Records from a collection of figures
----------

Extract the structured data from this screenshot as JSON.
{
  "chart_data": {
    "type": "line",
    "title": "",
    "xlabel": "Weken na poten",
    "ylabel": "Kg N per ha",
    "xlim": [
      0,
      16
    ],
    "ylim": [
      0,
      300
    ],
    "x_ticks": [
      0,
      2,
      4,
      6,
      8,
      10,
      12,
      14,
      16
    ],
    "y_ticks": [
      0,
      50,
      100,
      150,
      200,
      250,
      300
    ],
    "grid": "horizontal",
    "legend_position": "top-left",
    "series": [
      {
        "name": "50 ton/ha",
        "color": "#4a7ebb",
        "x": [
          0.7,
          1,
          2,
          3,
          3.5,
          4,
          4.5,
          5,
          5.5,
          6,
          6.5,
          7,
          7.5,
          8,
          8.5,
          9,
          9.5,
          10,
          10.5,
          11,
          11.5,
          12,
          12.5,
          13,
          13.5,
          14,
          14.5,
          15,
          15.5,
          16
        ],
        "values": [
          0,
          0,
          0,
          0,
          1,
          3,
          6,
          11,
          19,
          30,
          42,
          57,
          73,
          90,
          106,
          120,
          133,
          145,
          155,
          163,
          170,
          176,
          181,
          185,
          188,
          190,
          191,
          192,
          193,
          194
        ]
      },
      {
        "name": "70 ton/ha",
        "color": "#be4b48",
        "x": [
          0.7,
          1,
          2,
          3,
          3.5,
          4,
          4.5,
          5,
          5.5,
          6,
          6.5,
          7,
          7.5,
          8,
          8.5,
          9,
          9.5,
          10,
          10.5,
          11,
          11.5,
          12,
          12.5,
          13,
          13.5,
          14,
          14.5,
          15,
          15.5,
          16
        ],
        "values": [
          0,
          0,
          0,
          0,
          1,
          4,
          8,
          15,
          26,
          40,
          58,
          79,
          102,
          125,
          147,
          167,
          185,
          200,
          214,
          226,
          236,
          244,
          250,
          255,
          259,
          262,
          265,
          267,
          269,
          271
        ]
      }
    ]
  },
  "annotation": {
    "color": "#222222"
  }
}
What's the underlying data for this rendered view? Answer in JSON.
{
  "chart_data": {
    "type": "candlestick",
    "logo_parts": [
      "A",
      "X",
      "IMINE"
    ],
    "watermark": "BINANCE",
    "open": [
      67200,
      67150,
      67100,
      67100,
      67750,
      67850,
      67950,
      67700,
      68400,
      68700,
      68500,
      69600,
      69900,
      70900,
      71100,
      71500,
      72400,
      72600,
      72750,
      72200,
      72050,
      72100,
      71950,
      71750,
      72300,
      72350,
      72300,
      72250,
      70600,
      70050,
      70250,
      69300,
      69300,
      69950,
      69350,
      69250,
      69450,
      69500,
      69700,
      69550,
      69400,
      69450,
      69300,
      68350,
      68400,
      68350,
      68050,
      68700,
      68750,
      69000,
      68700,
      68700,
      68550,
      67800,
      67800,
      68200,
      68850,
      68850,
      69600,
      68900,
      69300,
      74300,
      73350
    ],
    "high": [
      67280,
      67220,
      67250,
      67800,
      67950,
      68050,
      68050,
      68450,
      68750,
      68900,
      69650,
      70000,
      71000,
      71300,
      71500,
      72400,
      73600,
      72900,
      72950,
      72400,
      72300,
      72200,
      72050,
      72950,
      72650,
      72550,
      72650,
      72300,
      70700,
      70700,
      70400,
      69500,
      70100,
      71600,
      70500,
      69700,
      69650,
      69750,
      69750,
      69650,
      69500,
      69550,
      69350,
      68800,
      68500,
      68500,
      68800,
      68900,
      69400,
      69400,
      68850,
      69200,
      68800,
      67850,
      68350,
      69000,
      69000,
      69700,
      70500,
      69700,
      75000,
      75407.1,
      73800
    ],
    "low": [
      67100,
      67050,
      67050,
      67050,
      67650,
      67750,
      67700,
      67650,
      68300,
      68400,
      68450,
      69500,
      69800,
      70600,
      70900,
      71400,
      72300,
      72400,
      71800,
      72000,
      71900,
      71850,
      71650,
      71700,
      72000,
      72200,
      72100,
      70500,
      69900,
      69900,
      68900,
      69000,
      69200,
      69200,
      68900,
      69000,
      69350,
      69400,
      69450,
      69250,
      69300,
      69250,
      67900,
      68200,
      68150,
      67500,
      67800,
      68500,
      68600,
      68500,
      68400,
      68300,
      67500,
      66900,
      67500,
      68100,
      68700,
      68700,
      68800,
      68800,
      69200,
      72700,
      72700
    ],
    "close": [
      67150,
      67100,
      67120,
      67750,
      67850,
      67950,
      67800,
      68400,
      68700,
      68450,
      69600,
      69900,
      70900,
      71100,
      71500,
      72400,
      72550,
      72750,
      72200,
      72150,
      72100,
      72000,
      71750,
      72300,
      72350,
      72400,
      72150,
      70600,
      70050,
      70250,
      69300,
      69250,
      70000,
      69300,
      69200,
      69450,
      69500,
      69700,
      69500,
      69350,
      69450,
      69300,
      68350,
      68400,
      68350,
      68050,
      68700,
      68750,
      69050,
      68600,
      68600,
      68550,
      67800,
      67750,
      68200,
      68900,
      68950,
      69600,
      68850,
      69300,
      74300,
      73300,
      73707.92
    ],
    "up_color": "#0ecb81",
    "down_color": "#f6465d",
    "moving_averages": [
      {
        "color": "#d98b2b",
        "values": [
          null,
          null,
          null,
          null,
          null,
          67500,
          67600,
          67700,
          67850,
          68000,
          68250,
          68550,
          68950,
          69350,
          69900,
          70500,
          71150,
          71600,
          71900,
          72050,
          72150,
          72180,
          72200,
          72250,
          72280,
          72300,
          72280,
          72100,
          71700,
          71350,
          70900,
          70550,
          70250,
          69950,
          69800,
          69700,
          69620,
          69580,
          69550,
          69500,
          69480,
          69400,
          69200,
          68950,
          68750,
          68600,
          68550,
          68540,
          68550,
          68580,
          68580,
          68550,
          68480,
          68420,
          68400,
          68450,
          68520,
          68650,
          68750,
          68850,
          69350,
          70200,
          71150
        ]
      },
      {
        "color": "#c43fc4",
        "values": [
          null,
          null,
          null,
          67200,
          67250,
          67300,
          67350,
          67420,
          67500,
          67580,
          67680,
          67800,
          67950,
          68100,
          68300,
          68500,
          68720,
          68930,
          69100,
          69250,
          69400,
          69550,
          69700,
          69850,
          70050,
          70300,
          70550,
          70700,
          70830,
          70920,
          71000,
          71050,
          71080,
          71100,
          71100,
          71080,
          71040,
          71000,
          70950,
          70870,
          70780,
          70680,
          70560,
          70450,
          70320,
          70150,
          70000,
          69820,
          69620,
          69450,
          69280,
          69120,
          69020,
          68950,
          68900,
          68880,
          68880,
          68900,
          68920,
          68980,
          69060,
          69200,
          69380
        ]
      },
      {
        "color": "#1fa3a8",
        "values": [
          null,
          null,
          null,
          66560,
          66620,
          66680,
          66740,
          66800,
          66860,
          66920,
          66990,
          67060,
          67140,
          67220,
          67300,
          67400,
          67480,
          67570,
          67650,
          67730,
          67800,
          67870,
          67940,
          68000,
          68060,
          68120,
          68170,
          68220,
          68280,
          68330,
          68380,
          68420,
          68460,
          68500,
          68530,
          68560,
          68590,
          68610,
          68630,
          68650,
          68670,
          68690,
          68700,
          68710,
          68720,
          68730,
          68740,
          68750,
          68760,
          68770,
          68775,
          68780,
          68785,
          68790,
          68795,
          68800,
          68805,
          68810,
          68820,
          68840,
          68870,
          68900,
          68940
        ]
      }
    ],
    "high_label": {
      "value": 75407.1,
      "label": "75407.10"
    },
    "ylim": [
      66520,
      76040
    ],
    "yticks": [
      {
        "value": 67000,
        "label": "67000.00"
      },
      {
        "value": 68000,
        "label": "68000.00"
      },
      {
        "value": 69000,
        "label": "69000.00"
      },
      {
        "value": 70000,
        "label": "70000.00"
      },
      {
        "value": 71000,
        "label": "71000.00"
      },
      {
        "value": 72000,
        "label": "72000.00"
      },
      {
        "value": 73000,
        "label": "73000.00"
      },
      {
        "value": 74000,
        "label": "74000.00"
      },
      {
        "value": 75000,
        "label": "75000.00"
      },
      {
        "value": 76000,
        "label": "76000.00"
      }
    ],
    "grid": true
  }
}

----------

▶ [Task details]: State the number of lines above that hold the string "this", with nothing added.

▶ [Response to the task]: 2